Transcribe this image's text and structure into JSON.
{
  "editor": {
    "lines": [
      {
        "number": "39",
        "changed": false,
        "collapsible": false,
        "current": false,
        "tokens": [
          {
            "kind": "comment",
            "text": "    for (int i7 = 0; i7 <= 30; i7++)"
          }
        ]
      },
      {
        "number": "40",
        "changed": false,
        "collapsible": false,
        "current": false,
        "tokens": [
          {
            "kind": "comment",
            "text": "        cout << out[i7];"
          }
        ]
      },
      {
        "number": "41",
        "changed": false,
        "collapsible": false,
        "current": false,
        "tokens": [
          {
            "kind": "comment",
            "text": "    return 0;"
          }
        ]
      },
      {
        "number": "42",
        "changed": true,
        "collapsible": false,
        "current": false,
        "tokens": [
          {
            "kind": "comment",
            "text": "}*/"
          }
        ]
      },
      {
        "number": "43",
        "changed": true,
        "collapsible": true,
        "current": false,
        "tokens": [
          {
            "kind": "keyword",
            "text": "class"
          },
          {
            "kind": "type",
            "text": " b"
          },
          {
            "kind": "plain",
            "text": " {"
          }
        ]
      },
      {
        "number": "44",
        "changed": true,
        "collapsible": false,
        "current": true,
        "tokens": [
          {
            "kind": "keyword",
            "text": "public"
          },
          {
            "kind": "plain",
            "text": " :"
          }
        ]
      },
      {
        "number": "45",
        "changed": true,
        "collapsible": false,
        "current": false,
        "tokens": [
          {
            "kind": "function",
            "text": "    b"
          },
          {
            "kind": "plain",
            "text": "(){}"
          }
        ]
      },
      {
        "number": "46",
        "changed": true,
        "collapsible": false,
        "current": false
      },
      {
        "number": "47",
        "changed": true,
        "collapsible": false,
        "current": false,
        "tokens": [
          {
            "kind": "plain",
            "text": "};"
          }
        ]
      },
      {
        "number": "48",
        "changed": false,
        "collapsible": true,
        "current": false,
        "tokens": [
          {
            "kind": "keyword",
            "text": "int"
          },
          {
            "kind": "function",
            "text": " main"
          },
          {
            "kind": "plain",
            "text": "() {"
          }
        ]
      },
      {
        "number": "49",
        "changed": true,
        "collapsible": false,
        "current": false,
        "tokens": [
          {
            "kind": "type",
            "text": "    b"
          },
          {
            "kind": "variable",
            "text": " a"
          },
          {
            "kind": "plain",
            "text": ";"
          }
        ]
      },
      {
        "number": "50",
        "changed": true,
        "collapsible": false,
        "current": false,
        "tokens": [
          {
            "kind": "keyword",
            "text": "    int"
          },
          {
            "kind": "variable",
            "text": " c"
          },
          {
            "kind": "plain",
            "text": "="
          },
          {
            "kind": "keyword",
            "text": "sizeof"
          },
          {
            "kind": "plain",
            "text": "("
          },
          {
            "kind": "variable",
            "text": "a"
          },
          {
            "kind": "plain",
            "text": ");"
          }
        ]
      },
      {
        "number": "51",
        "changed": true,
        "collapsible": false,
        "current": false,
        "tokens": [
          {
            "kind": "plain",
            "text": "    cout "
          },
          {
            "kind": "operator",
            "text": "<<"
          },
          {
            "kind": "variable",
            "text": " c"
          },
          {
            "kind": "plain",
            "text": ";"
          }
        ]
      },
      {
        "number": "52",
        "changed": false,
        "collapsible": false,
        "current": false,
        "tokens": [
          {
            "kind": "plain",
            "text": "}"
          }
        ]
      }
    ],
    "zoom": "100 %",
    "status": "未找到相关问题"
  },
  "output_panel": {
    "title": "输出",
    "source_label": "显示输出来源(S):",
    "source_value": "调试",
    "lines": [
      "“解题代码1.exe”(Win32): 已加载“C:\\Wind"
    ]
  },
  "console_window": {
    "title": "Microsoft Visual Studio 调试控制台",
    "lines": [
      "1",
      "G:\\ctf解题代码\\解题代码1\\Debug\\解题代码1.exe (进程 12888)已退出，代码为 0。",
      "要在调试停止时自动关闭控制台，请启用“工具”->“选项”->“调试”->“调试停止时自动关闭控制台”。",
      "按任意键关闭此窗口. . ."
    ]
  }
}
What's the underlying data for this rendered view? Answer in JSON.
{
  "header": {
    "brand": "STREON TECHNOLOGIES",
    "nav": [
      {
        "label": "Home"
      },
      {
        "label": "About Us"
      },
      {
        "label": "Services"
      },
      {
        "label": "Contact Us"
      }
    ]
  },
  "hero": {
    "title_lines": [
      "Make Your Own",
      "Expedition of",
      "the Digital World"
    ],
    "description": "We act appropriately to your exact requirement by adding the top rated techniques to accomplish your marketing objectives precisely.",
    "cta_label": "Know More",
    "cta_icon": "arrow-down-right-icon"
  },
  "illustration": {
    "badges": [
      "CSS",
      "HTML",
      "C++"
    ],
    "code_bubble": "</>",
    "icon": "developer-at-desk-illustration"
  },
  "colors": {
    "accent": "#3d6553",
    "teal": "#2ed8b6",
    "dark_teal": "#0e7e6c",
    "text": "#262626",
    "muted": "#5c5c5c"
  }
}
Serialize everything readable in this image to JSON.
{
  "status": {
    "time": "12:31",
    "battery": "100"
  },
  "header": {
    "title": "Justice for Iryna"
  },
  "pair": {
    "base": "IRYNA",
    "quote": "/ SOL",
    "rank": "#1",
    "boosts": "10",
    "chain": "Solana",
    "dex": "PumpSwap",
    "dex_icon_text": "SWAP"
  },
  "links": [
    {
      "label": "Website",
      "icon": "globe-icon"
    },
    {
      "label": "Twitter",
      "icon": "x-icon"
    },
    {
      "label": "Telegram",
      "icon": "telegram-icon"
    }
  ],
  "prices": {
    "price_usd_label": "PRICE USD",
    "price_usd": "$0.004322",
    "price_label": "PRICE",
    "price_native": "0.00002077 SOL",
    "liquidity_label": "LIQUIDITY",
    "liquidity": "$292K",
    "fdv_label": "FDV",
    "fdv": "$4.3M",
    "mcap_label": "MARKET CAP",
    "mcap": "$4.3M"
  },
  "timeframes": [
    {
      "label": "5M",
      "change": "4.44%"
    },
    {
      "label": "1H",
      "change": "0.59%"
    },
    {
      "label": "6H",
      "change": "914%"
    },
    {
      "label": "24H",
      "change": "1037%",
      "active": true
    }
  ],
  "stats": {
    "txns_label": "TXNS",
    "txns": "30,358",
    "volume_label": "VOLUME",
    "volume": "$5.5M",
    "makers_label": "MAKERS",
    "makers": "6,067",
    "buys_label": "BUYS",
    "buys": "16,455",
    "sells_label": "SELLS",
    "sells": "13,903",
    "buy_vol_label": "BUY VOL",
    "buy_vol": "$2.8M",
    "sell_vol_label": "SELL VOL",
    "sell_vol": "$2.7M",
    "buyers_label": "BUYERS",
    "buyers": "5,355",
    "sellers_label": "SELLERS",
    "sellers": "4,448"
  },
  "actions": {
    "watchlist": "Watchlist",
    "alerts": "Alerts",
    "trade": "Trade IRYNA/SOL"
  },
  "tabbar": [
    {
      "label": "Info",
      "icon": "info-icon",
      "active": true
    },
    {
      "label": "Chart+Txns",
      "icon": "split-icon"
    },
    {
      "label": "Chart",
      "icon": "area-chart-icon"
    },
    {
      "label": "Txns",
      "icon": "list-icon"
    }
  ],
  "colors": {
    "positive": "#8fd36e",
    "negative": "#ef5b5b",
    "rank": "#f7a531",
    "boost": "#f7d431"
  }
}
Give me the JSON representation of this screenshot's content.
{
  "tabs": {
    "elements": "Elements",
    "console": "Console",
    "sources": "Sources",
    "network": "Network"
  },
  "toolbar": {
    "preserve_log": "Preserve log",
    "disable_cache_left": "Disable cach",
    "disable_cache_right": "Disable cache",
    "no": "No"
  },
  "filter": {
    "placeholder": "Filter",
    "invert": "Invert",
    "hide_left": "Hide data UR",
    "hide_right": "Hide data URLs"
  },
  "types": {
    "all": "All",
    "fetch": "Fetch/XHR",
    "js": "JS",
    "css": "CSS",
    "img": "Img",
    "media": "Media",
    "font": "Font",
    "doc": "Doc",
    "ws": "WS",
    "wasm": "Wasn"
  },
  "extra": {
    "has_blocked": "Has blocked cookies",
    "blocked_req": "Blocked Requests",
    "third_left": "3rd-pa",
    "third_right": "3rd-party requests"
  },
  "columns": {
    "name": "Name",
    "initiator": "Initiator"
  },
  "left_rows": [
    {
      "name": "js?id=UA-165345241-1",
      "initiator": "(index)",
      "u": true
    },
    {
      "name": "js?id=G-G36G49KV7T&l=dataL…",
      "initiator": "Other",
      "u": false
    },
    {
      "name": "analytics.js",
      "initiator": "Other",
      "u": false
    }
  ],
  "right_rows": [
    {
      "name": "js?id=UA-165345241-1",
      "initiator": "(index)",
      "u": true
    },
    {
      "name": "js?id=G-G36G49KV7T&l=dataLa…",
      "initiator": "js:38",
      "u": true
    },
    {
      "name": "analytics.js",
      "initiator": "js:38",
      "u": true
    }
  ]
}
+===+
-- Set problem --
Where a line of the data holds "JSON", show that line.

-- Solution to this exercise --
Transcribe this image's text and structure into JSON.
What's the underlying data for this rendered view? Answer in JSON.
Serialize everything readable in this image to JSON.
Give me the JSON representation of this screenshot's content.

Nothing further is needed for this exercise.